▸ Aim of the task: Every entry below must be repeated exactly; skip the pictures.

▸ Input data:
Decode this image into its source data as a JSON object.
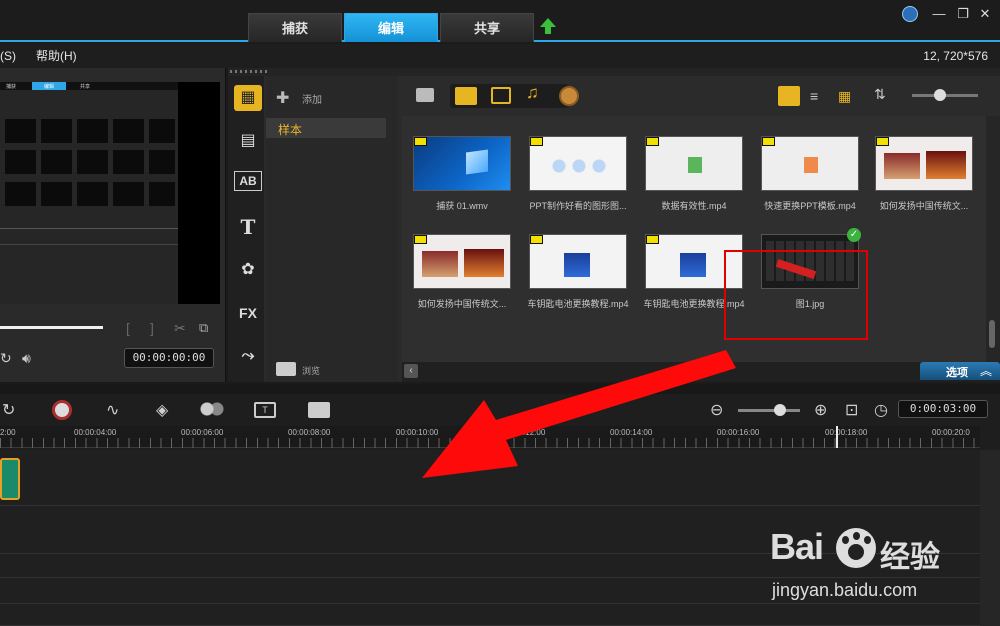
{
  "tabs": [
    {
      "label": "捕获",
      "active": false
    },
    {
      "label": "编辑",
      "active": true
    },
    {
      "label": "共享",
      "active": false
    }
  ],
  "menu": {
    "items": [
      "(S)",
      "帮助(H)"
    ],
    "resolution": "12, 720*576"
  },
  "preview": {
    "timecode": "00:00:00:00",
    "mini_tabs": [
      "捕获",
      "编辑",
      "共享"
    ]
  },
  "library": {
    "add_label": "添加",
    "folder": "样本",
    "browse_label": "浏览",
    "options_label": "选项",
    "thumbnails": [
      {
        "caption": "捕获 01.wmv",
        "kind": "win"
      },
      {
        "caption": "PPT制作好看的图形图...",
        "kind": "circles"
      },
      {
        "caption": "数据有效性.mp4",
        "kind": "excel"
      },
      {
        "caption": "快速更换PPT模板.mp4",
        "kind": "ppt"
      },
      {
        "caption": "如何发扬中国传统文...",
        "kind": "opera"
      },
      {
        "caption": "如何发扬中国传统文...",
        "kind": "opera"
      },
      {
        "caption": "车钥匙电池更换教程.mp4",
        "kind": "key"
      },
      {
        "caption": "车钥匙电池更换教程.mp4",
        "kind": "key"
      },
      {
        "caption": "图1.jpg",
        "kind": "screen"
      }
    ]
  },
  "timeline": {
    "timecode": "0:00:03:00",
    "ruler": [
      "2:00",
      "00:00:04:00",
      "00:00:06:00",
      "00:00:08:00",
      "00:00:10:00",
      "00:00:12:00",
      "00:00:14:00",
      "00:00:16:00",
      "00:00:18:00",
      "00:00:20:0"
    ]
  },
  "watermark": {
    "brand": "Bai",
    "suffix": "经验",
    "url": "jingyan.baidu.com"
  },
  "colors": {
    "accent": "#2fa7e6",
    "annotation": "#e00000",
    "badge": "#f2e100"
  }
}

▸ Finished answer:
Decode this image into its source data as a JSON object.
{
  "tabs": [
    {
      "label": "捕获",
      "active": false
    },
    {
      "label": "编辑",
      "active": true
    },
    {
      "label": "共享",
      "active": false
    }
  ],
  "menu": {
    "items": [
      "(S)",
      "帮助(H)"
    ],
    "resolution": "12, 720*576"
  },
  "preview": {
    "timecode": "00:00:00:00",
    "mini_tabs": [
      "捕获",
      "编辑",
      "共享"
    ]
  },
  "library": {
    "add_label": "添加",
    "folder": "样本",
    "browse_label": "浏览",
    "options_label": "选项",
    "thumbnails": [
      {
        "caption": "捕获 01.wmv",
        "kind": "win"
      },
      {
        "caption": "PPT制作好看的图形图...",
        "kind": "circles"
      },
      {
        "caption": "数据有效性.mp4",
        "kind": "excel"
      },
      {
        "caption": "快速更换PPT模板.mp4",
        "kind": "ppt"
      },
      {
        "caption": "如何发扬中国传统文...",
        "kind": "opera"
      },
      {
        "caption": "如何发扬中国传统文...",
        "kind": "opera"
      },
      {
        "caption": "车钥匙电池更换教程.mp4",
        "kind": "key"
      },
      {
        "caption": "车钥匙电池更换教程.mp4",
        "kind": "key"
      },
      {
        "caption": "图1.jpg",
        "kind": "screen"
      }
    ]
  },
  "timeline": {
    "timecode": "0:00:03:00",
    "ruler": [
      "2:00",
      "00:00:04:00",
      "00:00:06:00",
      "00:00:08:00",
      "00:00:10:00",
      "00:00:12:00",
      "00:00:14:00",
      "00:00:16:00",
      "00:00:18:00",
      "00:00:20:0"
    ]
  },
  "watermark": {
    "brand": "Bai",
    "suffix": "经验",
    "url": "jingyan.baidu.com"
  },
  "colors": {
    "accent": "#2fa7e6",
    "annotation": "#e00000",
    "badge": "#f2e100"
  }
}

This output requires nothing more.